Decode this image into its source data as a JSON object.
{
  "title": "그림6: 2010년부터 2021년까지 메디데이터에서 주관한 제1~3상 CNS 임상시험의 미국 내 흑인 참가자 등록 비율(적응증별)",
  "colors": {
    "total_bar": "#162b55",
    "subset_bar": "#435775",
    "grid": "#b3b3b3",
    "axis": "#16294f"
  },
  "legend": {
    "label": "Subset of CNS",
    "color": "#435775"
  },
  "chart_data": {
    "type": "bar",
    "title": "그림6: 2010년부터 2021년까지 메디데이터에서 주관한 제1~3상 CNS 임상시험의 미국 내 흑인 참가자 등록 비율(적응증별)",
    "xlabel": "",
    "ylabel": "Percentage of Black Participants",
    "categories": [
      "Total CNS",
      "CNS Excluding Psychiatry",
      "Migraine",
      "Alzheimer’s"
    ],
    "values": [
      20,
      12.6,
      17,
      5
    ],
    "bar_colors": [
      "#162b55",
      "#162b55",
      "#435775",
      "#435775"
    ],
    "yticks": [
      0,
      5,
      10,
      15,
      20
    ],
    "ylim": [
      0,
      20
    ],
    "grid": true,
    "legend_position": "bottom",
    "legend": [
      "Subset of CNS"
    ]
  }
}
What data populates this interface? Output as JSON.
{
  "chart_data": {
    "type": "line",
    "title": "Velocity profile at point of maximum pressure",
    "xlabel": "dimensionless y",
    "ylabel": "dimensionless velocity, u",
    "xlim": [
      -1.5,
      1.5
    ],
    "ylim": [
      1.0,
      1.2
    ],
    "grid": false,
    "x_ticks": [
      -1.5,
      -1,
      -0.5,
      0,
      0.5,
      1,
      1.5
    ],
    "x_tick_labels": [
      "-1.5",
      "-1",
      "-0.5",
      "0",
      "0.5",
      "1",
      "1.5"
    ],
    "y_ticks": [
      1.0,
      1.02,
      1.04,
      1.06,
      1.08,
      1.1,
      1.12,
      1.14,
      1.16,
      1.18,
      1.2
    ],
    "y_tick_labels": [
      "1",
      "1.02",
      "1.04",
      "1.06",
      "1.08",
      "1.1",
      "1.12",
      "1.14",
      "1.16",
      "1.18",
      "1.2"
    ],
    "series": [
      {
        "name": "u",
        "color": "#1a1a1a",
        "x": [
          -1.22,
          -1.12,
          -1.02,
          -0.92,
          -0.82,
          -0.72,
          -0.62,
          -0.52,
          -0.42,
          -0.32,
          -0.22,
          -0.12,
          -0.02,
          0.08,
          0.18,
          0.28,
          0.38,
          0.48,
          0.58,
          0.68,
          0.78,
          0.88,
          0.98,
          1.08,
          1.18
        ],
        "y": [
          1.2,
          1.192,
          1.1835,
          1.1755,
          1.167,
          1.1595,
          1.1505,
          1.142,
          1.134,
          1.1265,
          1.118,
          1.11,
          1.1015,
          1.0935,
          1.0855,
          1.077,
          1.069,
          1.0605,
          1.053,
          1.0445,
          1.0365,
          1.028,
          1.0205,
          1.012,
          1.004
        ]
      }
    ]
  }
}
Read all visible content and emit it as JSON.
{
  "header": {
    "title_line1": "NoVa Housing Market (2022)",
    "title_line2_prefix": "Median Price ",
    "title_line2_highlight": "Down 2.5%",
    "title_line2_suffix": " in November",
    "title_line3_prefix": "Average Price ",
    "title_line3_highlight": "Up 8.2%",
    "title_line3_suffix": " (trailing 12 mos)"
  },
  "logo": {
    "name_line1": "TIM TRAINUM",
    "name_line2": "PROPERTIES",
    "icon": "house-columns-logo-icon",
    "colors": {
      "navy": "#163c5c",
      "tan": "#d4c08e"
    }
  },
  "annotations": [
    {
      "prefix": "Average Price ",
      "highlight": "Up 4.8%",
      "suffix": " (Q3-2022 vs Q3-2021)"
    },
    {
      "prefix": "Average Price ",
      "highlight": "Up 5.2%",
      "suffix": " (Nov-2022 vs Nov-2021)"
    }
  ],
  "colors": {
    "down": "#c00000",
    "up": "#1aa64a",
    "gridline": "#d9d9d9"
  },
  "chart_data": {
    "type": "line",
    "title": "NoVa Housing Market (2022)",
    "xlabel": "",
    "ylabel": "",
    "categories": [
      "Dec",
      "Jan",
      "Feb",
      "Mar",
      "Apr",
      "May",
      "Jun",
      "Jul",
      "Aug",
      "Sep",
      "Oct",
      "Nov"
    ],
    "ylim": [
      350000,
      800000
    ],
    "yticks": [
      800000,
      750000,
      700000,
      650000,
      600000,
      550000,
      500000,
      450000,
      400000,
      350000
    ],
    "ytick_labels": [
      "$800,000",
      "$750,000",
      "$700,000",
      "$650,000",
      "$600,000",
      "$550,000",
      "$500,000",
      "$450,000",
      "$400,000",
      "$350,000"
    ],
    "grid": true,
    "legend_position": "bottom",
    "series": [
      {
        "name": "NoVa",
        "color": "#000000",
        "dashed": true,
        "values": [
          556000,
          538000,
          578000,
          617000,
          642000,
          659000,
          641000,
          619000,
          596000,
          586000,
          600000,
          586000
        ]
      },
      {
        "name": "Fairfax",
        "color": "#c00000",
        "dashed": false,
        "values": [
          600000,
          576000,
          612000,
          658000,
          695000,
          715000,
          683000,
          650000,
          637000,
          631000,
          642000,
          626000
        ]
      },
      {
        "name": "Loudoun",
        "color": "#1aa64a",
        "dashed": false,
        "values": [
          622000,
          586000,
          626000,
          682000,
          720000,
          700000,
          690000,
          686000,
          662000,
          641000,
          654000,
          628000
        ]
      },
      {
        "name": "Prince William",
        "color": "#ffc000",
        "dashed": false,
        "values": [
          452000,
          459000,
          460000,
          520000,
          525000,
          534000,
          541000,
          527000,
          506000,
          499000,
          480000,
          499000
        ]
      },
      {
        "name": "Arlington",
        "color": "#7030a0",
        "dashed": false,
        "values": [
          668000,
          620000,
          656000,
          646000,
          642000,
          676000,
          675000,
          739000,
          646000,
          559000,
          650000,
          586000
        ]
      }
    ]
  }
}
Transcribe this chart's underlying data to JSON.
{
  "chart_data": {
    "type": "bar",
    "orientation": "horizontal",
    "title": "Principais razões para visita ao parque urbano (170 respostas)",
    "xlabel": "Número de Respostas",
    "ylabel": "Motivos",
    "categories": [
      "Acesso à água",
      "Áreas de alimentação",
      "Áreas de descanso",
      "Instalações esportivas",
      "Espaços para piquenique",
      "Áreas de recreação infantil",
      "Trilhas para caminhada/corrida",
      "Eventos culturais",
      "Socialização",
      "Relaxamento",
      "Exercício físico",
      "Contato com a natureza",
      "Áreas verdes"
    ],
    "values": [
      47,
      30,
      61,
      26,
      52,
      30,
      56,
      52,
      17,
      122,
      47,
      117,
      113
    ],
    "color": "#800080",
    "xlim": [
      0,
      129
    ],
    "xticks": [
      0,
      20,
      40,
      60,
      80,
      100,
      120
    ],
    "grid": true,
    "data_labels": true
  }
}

Required task
Extract every record and return it verbatim.

Finished exercise
Decode this image into its source data as a JSON object.
{
  "title": "그림6: 2010년부터 2021년까지 메디데이터에서 주관한 제1~3상 CNS 임상시험의 미국 내 흑인 참가자 등록 비율(적응증별)",
  "colors": {
    "total_bar": "#162b55",
    "subset_bar": "#435775",
    "grid": "#b3b3b3",
    "axis": "#16294f"
  },
  "legend": {
    "label": "Subset of CNS",
    "color": "#435775"
  },
  "chart_data": {
    "type": "bar",
    "title": "그림6: 2010년부터 2021년까지 메디데이터에서 주관한 제1~3상 CNS 임상시험의 미국 내 흑인 참가자 등록 비율(적응증별)",
    "xlabel": "",
    "ylabel": "Percentage of Black Participants",
    "categories": [
      "Total CNS",
      "CNS Excluding Psychiatry",
      "Migraine",
      "Alzheimer’s"
    ],
    "values": [
      20,
      12.6,
      17,
      5
    ],
    "bar_colors": [
      "#162b55",
      "#162b55",
      "#435775",
      "#435775"
    ],
    "yticks": [
      0,
      5,
      10,
      15,
      20
    ],
    "ylim": [
      0,
      20
    ],
    "grid": true,
    "legend_position": "bottom",
    "legend": [
      "Subset of CNS"
    ]
  }
}
What data populates this interface? Output as JSON.
{
  "chart_data": {
    "type": "line",
    "title": "Velocity profile at point of maximum pressure",
    "xlabel": "dimensionless y",
    "ylabel": "dimensionless velocity, u",
    "xlim": [
      -1.5,
      1.5
    ],
    "ylim": [
      1.0,
      1.2
    ],
    "grid": false,
    "x_ticks": [
      -1.5,
      -1,
      -0.5,
      0,
      0.5,
      1,
      1.5
    ],
    "x_tick_labels": [
      "-1.5",
      "-1",
      "-0.5",
      "0",
      "0.5",
      "1",
      "1.5"
    ],
    "y_ticks": [
      1.0,
      1.02,
      1.04,
      1.06,
      1.08,
      1.1,
      1.12,
      1.14,
      1.16,
      1.18,
      1.2
    ],
    "y_tick_labels": [
      "1",
      "1.02",
      "1.04",
      "1.06",
      "1.08",
      "1.1",
      "1.12",
      "1.14",
      "1.16",
      "1.18",
      "1.2"
    ],
    "series": [
      {
        "name": "u",
        "color": "#1a1a1a",
        "x": [
          -1.22,
          -1.12,
          -1.02,
          -0.92,
          -0.82,
          -0.72,
          -0.62,
          -0.52,
          -0.42,
          -0.32,
          -0.22,
          -0.12,
          -0.02,
          0.08,
          0.18,
          0.28,
          0.38,
          0.48,
          0.58,
          0.68,
          0.78,
          0.88,
          0.98,
          1.08,
          1.18
        ],
        "y": [
          1.2,
          1.192,
          1.1835,
          1.1755,
          1.167,
          1.1595,
          1.1505,
          1.142,
          1.134,
          1.1265,
          1.118,
          1.11,
          1.1015,
          1.0935,
          1.0855,
          1.077,
          1.069,
          1.0605,
          1.053,
          1.0445,
          1.0365,
          1.028,
          1.0205,
          1.012,
          1.004
        ]
      }
    ]
  }
}
Read all visible content and emit it as JSON.
{
  "header": {
    "title_line1": "NoVa Housing Market (2022)",
    "title_line2_prefix": "Median Price ",
    "title_line2_highlight": "Down 2.5%",
    "title_line2_suffix": " in November",
    "title_line3_prefix": "Average Price ",
    "title_line3_highlight": "Up 8.2%",
    "title_line3_suffix": " (trailing 12 mos)"
  },
  "logo": {
    "name_line1": "TIM TRAINUM",
    "name_line2": "PROPERTIES",
    "icon": "house-columns-logo-icon",
    "colors": {
      "navy": "#163c5c",
      "tan": "#d4c08e"
    }
  },
  "annotations": [
    {
      "prefix": "Average Price ",
      "highlight": "Up 4.8%",
      "suffix": " (Q3-2022 vs Q3-2021)"
    },
    {
      "prefix": "Average Price ",
      "highlight": "Up 5.2%",
      "suffix": " (Nov-2022 vs Nov-2021)"
    }
  ],
  "colors": {
    "down": "#c00000",
    "up": "#1aa64a",
    "gridline": "#d9d9d9"
  },
  "chart_data": {
    "type": "line",
    "title": "NoVa Housing Market (2022)",
    "xlabel": "",
    "ylabel": "",
    "categories": [
      "Dec",
      "Jan",
      "Feb",
      "Mar",
      "Apr",
      "May",
      "Jun",
      "Jul",
      "Aug",
      "Sep",
      "Oct",
      "Nov"
    ],
    "ylim": [
      350000,
      800000
    ],
    "yticks": [
      800000,
      750000,
      700000,
      650000,
      600000,
      550000,
      500000,
      450000,
      400000,
      350000
    ],
    "ytick_labels": [
      "$800,000",
      "$750,000",
      "$700,000",
      "$650,000",
      "$600,000",
      "$550,000",
      "$500,000",
      "$450,000",
      "$400,000",
      "$350,000"
    ],
    "grid": true,
    "legend_position": "bottom",
    "series": [
      {
        "name": "NoVa",
        "color": "#000000",
        "dashed": true,
        "values": [
          556000,
          538000,
          578000,
          617000,
          642000,
          659000,
          641000,
          619000,
          596000,
          586000,
          600000,
          586000
        ]
      },
      {
        "name": "Fairfax",
        "color": "#c00000",
        "dashed": false,
        "values": [
          600000,
          576000,
          612000,
          658000,
          695000,
          715000,
          683000,
          650000,
          637000,
          631000,
          642000,
          626000
        ]
      },
      {
        "name": "Loudoun",
        "color": "#1aa64a",
        "dashed": false,
        "values": [
          622000,
          586000,
          626000,
          682000,
          720000,
          700000,
          690000,
          686000,
          662000,
          641000,
          654000,
          628000
        ]
      },
      {
        "name": "Prince William",
        "color": "#ffc000",
        "dashed": false,
        "values": [
          452000,
          459000,
          460000,
          520000,
          525000,
          534000,
          541000,
          527000,
          506000,
          499000,
          480000,
          499000
        ]
      },
      {
        "name": "Arlington",
        "color": "#7030a0",
        "dashed": false,
        "values": [
          668000,
          620000,
          656000,
          646000,
          642000,
          676000,
          675000,
          739000,
          646000,
          559000,
          650000,
          586000
        ]
      }
    ]
  }
}
Transcribe this chart's underlying data to JSON.
{
  "chart_data": {
    "type": "bar",
    "orientation": "horizontal",
    "title": "Principais razões para visita ao parque urbano (170 respostas)",
    "xlabel": "Número de Respostas",
    "ylabel": "Motivos",
    "categories": [
      "Acesso à água",
      "Áreas de alimentação",
      "Áreas de descanso",
      "Instalações esportivas",
      "Espaços para piquenique",
      "Áreas de recreação infantil",
      "Trilhas para caminhada/corrida",
      "Eventos culturais",
      "Socialização",
      "Relaxamento",
      "Exercício físico",
      "Contato com a natureza",
      "Áreas verdes"
    ],
    "values": [
      47,
      30,
      61,
      26,
      52,
      30,
      56,
      52,
      17,
      122,
      47,
      117,
      113
    ],
    "color": "#800080",
    "xlim": [
      0,
      129
    ],
    "xticks": [
      0,
      20,
      40,
      60,
      80,
      100,
      120
    ],
    "grid": true,
    "data_labels": true
  }
}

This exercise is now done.